[Records that describe figures]
────────────────
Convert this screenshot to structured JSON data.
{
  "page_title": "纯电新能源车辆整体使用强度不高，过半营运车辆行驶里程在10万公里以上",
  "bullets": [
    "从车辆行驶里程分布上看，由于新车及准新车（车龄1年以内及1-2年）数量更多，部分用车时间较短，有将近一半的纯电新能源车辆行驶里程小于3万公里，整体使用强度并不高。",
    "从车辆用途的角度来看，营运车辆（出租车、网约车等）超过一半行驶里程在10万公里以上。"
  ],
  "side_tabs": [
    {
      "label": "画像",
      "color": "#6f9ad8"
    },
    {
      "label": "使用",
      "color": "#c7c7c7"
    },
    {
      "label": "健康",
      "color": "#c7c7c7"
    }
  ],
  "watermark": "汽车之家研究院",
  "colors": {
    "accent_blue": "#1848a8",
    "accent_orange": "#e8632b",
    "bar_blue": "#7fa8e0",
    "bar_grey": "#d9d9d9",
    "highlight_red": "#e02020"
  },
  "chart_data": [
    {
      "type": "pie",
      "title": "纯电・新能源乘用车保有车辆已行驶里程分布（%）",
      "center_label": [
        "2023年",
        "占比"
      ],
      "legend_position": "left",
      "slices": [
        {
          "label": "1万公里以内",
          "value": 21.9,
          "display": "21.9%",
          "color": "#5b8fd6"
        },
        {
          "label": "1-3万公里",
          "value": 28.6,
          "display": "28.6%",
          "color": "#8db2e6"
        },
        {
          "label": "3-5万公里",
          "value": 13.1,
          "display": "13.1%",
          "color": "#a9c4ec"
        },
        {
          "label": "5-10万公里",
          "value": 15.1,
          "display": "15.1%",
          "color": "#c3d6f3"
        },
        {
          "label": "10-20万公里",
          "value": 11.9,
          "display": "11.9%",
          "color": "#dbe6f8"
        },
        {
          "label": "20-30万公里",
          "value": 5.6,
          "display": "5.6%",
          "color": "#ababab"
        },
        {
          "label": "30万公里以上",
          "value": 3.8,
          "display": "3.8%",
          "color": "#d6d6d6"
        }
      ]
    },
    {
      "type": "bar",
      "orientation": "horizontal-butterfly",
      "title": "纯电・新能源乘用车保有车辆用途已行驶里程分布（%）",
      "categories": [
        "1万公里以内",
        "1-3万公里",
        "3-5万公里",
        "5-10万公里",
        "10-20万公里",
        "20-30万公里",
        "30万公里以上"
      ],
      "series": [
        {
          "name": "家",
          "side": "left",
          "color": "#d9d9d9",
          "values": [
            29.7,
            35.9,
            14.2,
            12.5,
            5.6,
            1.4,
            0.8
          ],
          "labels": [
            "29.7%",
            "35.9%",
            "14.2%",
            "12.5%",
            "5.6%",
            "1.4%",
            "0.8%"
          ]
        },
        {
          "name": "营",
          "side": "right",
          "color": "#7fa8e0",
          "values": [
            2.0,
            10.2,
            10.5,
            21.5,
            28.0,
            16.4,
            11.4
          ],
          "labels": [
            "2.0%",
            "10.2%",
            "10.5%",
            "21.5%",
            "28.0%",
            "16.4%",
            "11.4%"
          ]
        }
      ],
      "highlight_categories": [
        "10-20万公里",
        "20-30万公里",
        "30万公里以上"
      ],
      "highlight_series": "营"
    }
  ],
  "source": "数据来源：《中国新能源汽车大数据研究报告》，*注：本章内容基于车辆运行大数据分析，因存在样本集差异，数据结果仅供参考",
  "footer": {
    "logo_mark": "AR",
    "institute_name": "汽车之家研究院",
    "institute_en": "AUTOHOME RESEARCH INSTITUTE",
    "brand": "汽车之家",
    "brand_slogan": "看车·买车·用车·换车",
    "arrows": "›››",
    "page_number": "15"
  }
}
────────────────
PROMPT:
Filter the entries down to the lines containing "汽车之家研究院". Copy each of those lines.

ANSWER TO THE EXERCISE:
  "watermark": "汽车之家研究院",
    "institute_name": "汽车之家研究院",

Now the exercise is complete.